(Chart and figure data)
***
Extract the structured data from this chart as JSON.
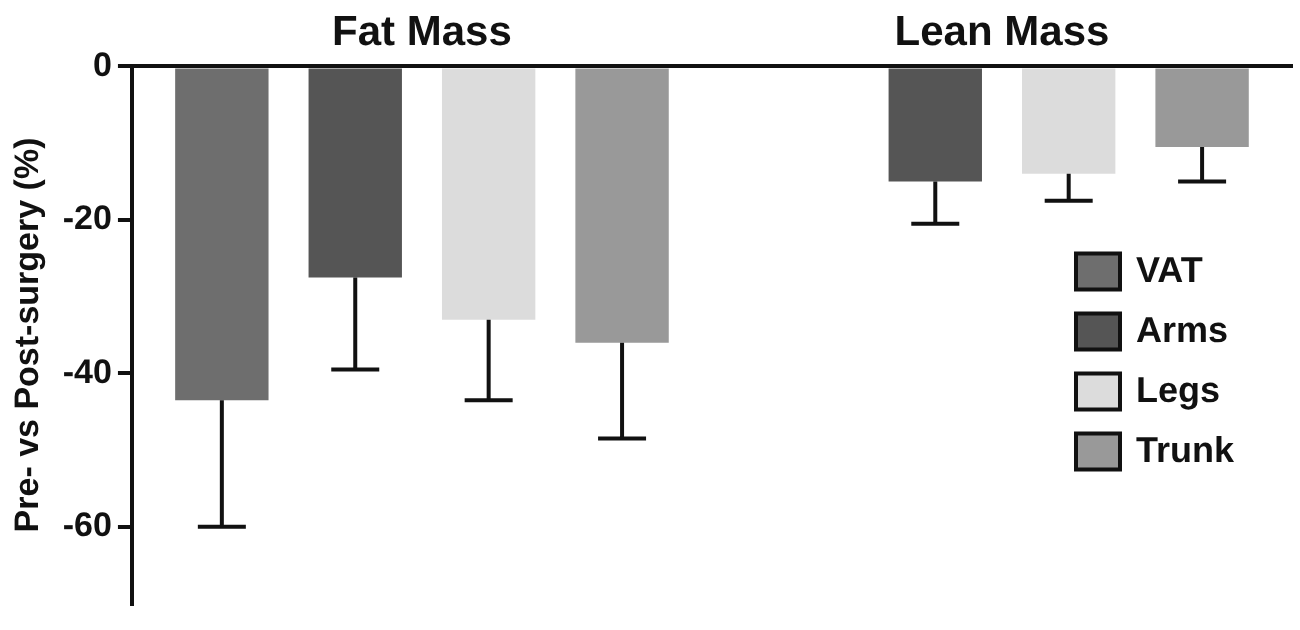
{
  "chart_data": {
    "type": "bar",
    "ylabel": "Pre- vs Post-surgery (%)",
    "categories": [
      "Fat Mass",
      "Lean Mass"
    ],
    "series": [
      {
        "name": "VAT",
        "color": "#6e6e6e",
        "values": [
          -43.5,
          null
        ],
        "errors": [
          [
            -60,
            -43.5
          ],
          null
        ]
      },
      {
        "name": "Arms",
        "color": "#555555",
        "values": [
          -27.5,
          -15
        ],
        "errors": [
          [
            -39.5,
            -27.5
          ],
          [
            -20.5,
            -15
          ]
        ]
      },
      {
        "name": "Legs",
        "color": "#dcdcdc",
        "values": [
          -33,
          -14
        ],
        "errors": [
          [
            -43.5,
            -33
          ],
          [
            -17.5,
            -14
          ]
        ]
      },
      {
        "name": "Trunk",
        "color": "#999999",
        "values": [
          -36,
          -10.5
        ],
        "errors": [
          [
            -48.5,
            -36
          ],
          [
            -15,
            -10.5
          ]
        ]
      }
    ],
    "ylim": [
      -70,
      0
    ],
    "yticks": [
      0,
      -20,
      -40,
      -60
    ],
    "grid": false,
    "legend": "bottom right"
  }
}
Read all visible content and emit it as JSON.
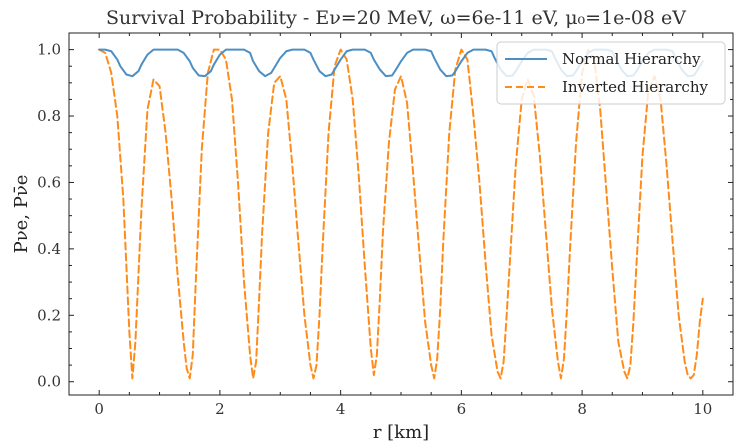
{
  "chart_data": {
    "type": "line",
    "title": "Survival Probability - Eν=20 MeV, ω=6e-11 eV, μ₀=1e-08 eV",
    "xlabel": "r [km]",
    "ylabel": "Pνe, Pν̄e",
    "xlim": [
      -0.5,
      10.5
    ],
    "ylim": [
      -0.04,
      1.05
    ],
    "xticks": [
      "0",
      "2",
      "4",
      "6",
      "8",
      "10"
    ],
    "yticks": [
      "0.0",
      "0.2",
      "0.4",
      "0.6",
      "0.8",
      "1.0"
    ],
    "grid": false,
    "legend_position": "top-right",
    "series": [
      {
        "name": "Normal Hierarchy",
        "color": "#4c8fc4",
        "style": "solid",
        "x": [
          0.0,
          0.1,
          0.2,
          0.3,
          0.35,
          0.45,
          0.55,
          0.65,
          0.7,
          0.8,
          0.9,
          1.0,
          1.1,
          1.2,
          1.3,
          1.4,
          1.5,
          1.55,
          1.65,
          1.75,
          1.85,
          1.9,
          2.0,
          2.1,
          2.2,
          2.3,
          2.4,
          2.5,
          2.55,
          2.65,
          2.75,
          2.85,
          2.9,
          3.0,
          3.1,
          3.2,
          3.3,
          3.4,
          3.5,
          3.55,
          3.65,
          3.75,
          3.85,
          3.9,
          4.0,
          4.1,
          4.2,
          4.3,
          4.4,
          4.5,
          4.55,
          4.65,
          4.75,
          4.85,
          4.9,
          5.0,
          5.1,
          5.2,
          5.3,
          5.4,
          5.5,
          5.55,
          5.65,
          5.75,
          5.85,
          5.9,
          6.0,
          6.1,
          6.2,
          6.3,
          6.4,
          6.5,
          6.55,
          6.65,
          6.75,
          6.85,
          6.9,
          7.0,
          7.1,
          7.2,
          7.3,
          7.4,
          7.5,
          7.55,
          7.65,
          7.75,
          7.85,
          7.9,
          8.0,
          8.1,
          8.2,
          8.3,
          8.4,
          8.5,
          8.55,
          8.65,
          8.75,
          8.85,
          8.9,
          9.0,
          9.1,
          9.2,
          9.3,
          9.4,
          9.5,
          9.55,
          9.65,
          9.75,
          9.85,
          9.9,
          10.0
        ],
        "y": [
          1.0,
          1.0,
          0.995,
          0.97,
          0.95,
          0.925,
          0.92,
          0.935,
          0.955,
          0.985,
          1.0,
          1.0,
          1.0,
          1.0,
          1.0,
          0.99,
          0.965,
          0.945,
          0.922,
          0.92,
          0.935,
          0.955,
          0.985,
          1.0,
          1.0,
          1.0,
          1.0,
          0.99,
          0.965,
          0.935,
          0.92,
          0.93,
          0.945,
          0.975,
          0.995,
          1.0,
          1.0,
          1.0,
          0.99,
          0.97,
          0.935,
          0.92,
          0.925,
          0.94,
          0.97,
          0.995,
          1.0,
          1.0,
          1.0,
          0.99,
          0.97,
          0.94,
          0.92,
          0.922,
          0.935,
          0.965,
          0.99,
          1.0,
          1.0,
          1.0,
          0.995,
          0.975,
          0.94,
          0.92,
          0.922,
          0.935,
          0.965,
          0.99,
          1.0,
          1.0,
          1.0,
          0.995,
          0.975,
          0.94,
          0.92,
          0.922,
          0.935,
          0.965,
          0.99,
          1.0,
          1.0,
          1.0,
          0.995,
          0.975,
          0.94,
          0.92,
          0.922,
          0.935,
          0.965,
          0.99,
          1.0,
          1.0,
          1.0,
          0.995,
          0.975,
          0.94,
          0.92,
          0.922,
          0.935,
          0.965,
          0.99,
          1.0,
          1.0,
          1.0,
          0.995,
          0.975,
          0.94,
          0.92,
          0.922,
          0.935,
          0.965
        ]
      },
      {
        "name": "Inverted Hierarchy",
        "color": "#ff8c1a",
        "style": "dashed",
        "x": [
          0.0,
          0.1,
          0.2,
          0.3,
          0.4,
          0.45,
          0.5,
          0.55,
          0.6,
          0.7,
          0.8,
          0.9,
          1.0,
          1.1,
          1.2,
          1.3,
          1.4,
          1.45,
          1.5,
          1.55,
          1.6,
          1.7,
          1.8,
          1.9,
          2.0,
          2.1,
          2.2,
          2.3,
          2.4,
          2.5,
          2.55,
          2.6,
          2.65,
          2.7,
          2.8,
          2.9,
          3.0,
          3.1,
          3.2,
          3.3,
          3.4,
          3.5,
          3.55,
          3.6,
          3.65,
          3.7,
          3.8,
          3.9,
          4.0,
          4.1,
          4.2,
          4.3,
          4.4,
          4.5,
          4.55,
          4.6,
          4.65,
          4.7,
          4.8,
          4.9,
          5.0,
          5.1,
          5.2,
          5.3,
          5.4,
          5.5,
          5.55,
          5.6,
          5.65,
          5.7,
          5.8,
          5.9,
          6.0,
          6.1,
          6.2,
          6.3,
          6.4,
          6.5,
          6.6,
          6.65,
          6.7,
          6.75,
          6.8,
          6.9,
          7.0,
          7.1,
          7.2,
          7.3,
          7.4,
          7.5,
          7.6,
          7.65,
          7.7,
          7.75,
          7.8,
          7.9,
          8.0,
          8.1,
          8.2,
          8.3,
          8.4,
          8.5,
          8.6,
          8.7,
          8.75,
          8.8,
          8.85,
          8.9,
          9.0,
          9.1,
          9.2,
          9.3,
          9.4,
          9.5,
          9.6,
          9.7,
          9.75,
          9.8,
          9.85,
          9.9,
          9.95,
          10.0
        ],
        "y": [
          1.0,
          0.99,
          0.93,
          0.8,
          0.55,
          0.35,
          0.15,
          0.01,
          0.12,
          0.52,
          0.82,
          0.91,
          0.89,
          0.75,
          0.55,
          0.32,
          0.12,
          0.04,
          0.01,
          0.08,
          0.3,
          0.7,
          0.93,
          1.0,
          1.0,
          0.97,
          0.85,
          0.6,
          0.3,
          0.08,
          0.01,
          0.06,
          0.25,
          0.45,
          0.75,
          0.9,
          0.92,
          0.85,
          0.65,
          0.42,
          0.2,
          0.05,
          0.01,
          0.05,
          0.2,
          0.4,
          0.75,
          0.95,
          1.0,
          0.97,
          0.85,
          0.62,
          0.35,
          0.1,
          0.02,
          0.08,
          0.25,
          0.45,
          0.72,
          0.88,
          0.92,
          0.84,
          0.63,
          0.4,
          0.18,
          0.05,
          0.01,
          0.07,
          0.22,
          0.42,
          0.75,
          0.94,
          1.0,
          0.97,
          0.8,
          0.6,
          0.36,
          0.14,
          0.03,
          0.01,
          0.06,
          0.2,
          0.35,
          0.65,
          0.85,
          0.91,
          0.86,
          0.68,
          0.45,
          0.22,
          0.06,
          0.01,
          0.07,
          0.22,
          0.4,
          0.72,
          0.93,
          1.0,
          0.97,
          0.82,
          0.58,
          0.34,
          0.12,
          0.03,
          0.01,
          0.05,
          0.18,
          0.35,
          0.68,
          0.88,
          0.92,
          0.85,
          0.65,
          0.42,
          0.2,
          0.06,
          0.02,
          0.01,
          0.02,
          0.08,
          0.18,
          0.25
        ]
      }
    ]
  }
}
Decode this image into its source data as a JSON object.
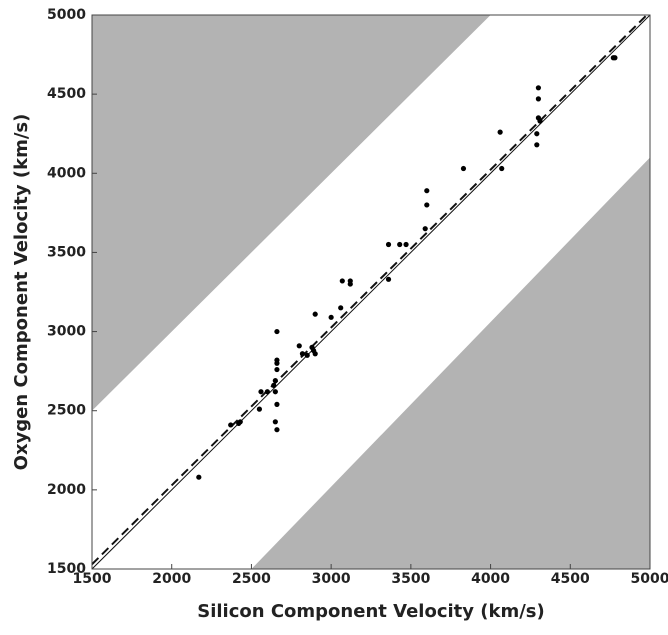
{
  "chart_data": {
    "type": "scatter",
    "x_label": "Silicon Component Velocity (km/s)",
    "y_label": "Oxygen Component Velocity (km/s)",
    "xlim": [
      1500,
      5000
    ],
    "ylim": [
      1500,
      5000
    ],
    "xticks": [
      1500,
      2000,
      2500,
      3000,
      3500,
      4000,
      4500,
      5000
    ],
    "yticks": [
      1500,
      2000,
      2500,
      3000,
      3500,
      4000,
      4500,
      5000
    ],
    "color": "#000000",
    "region_color": "#b3b3b3",
    "regions": [
      {
        "x": [
          1500,
          1500,
          4000
        ],
        "y": [
          2500,
          5000,
          5000
        ]
      },
      {
        "x": [
          2500,
          5000,
          5000
        ],
        "y": [
          1500,
          4100,
          1500
        ]
      }
    ],
    "lines": [
      {
        "style": "solid",
        "x": [
          1500,
          5000
        ],
        "y": [
          1500,
          5000
        ]
      },
      {
        "style": "dashed",
        "x": [
          1500,
          4980
        ],
        "y": [
          1530,
          5000
        ]
      }
    ],
    "x": [
      2170,
      2370,
      2420,
      2430,
      2550,
      2560,
      2600,
      2640,
      2650,
      2650,
      2660,
      2650,
      2660,
      2660,
      2660,
      2660,
      2660,
      2800,
      2820,
      2850,
      2880,
      2890,
      2900,
      2900,
      3000,
      3060,
      3070,
      3120,
      3120,
      3360,
      3360,
      3430,
      3470,
      3590,
      3600,
      3600,
      3830,
      4060,
      4070,
      4290,
      4290,
      4300,
      4300,
      4300,
      4310,
      4770,
      4780
    ],
    "values": [
      2080,
      2410,
      2420,
      2430,
      2510,
      2620,
      2620,
      2660,
      2690,
      2620,
      2540,
      2430,
      2380,
      2760,
      2800,
      2820,
      3000,
      2910,
      2860,
      2850,
      2900,
      2880,
      2860,
      3110,
      3090,
      3150,
      3320,
      3320,
      3300,
      3550,
      3330,
      3550,
      3550,
      3650,
      3800,
      3890,
      4030,
      4260,
      4030,
      4180,
      4250,
      4350,
      4470,
      4540,
      4330,
      4730,
      4730
    ]
  }
}
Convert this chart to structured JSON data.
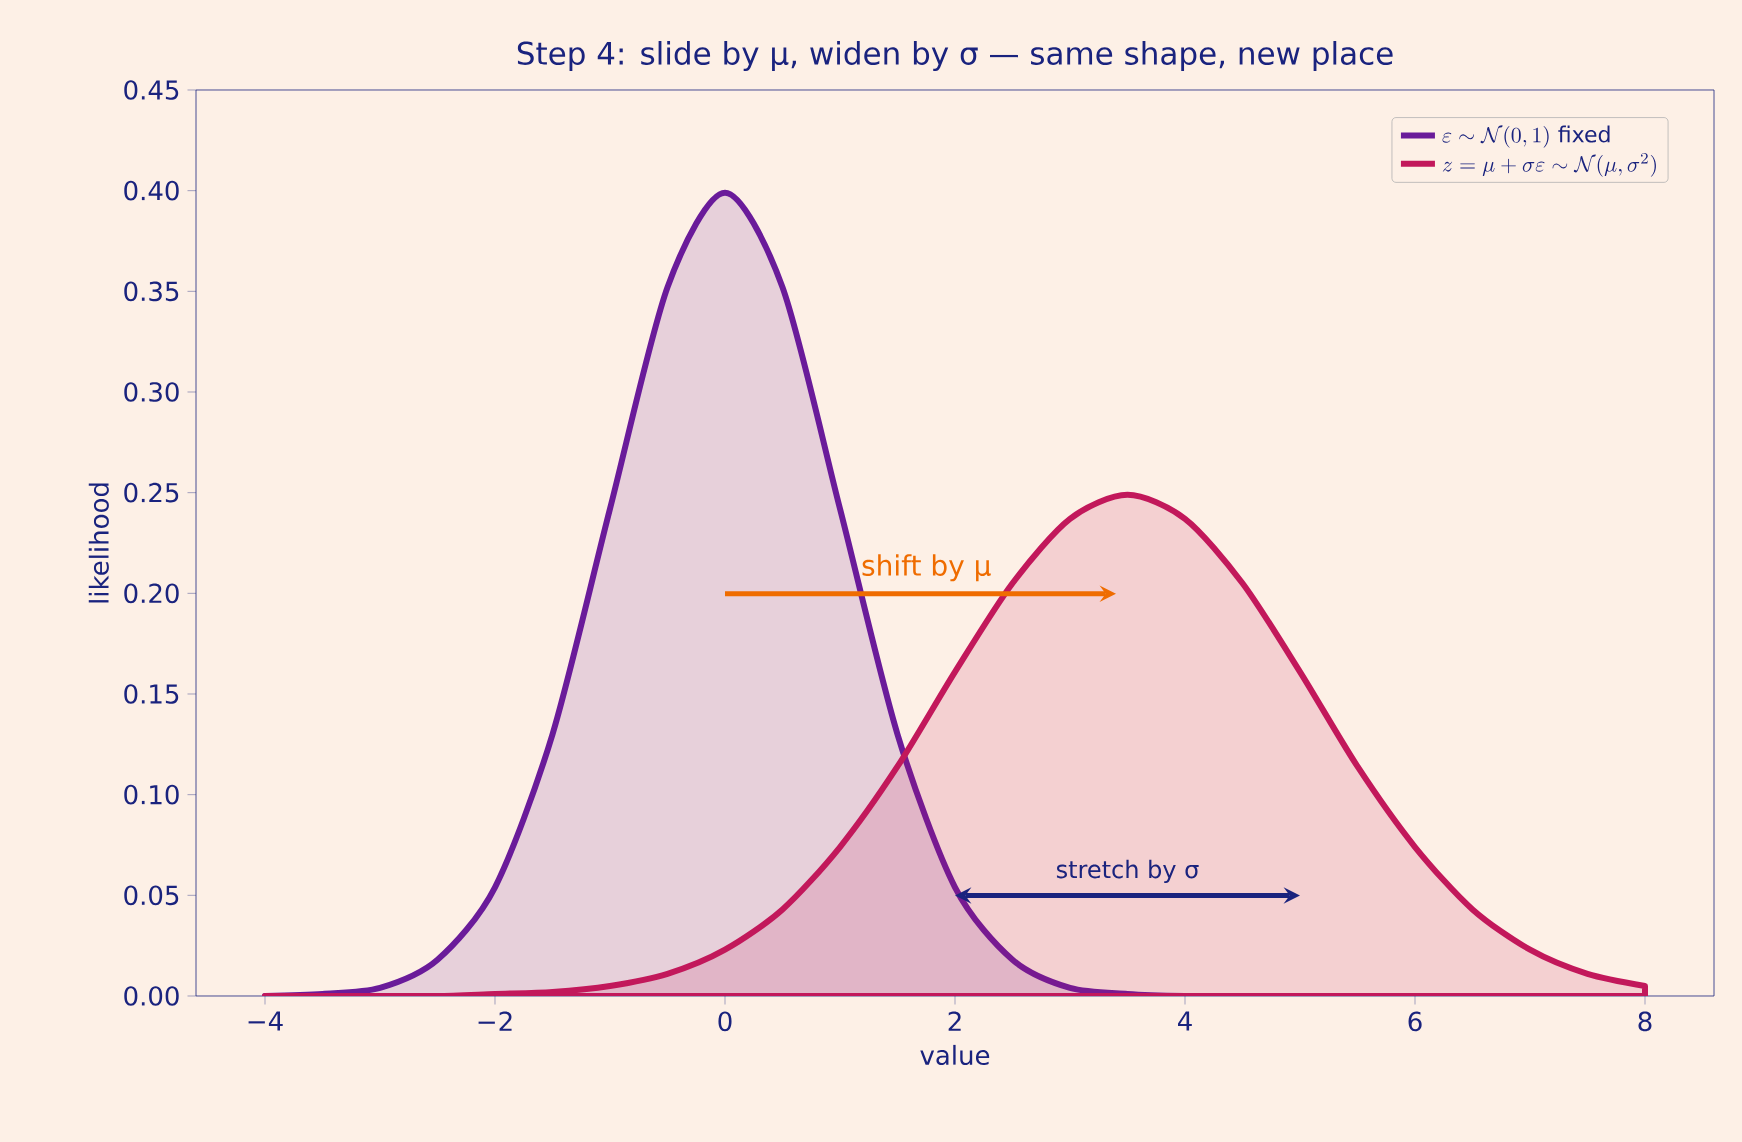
***
#### WHAT TO DO
Check each line of the records for the word "this", and show the lines that contain it.

#### SOLVED EXERCISE
Extract the structured data from this chart as JSON.
Decode this image into its source data as a JSON object.
Convert this chart to structured JSON data.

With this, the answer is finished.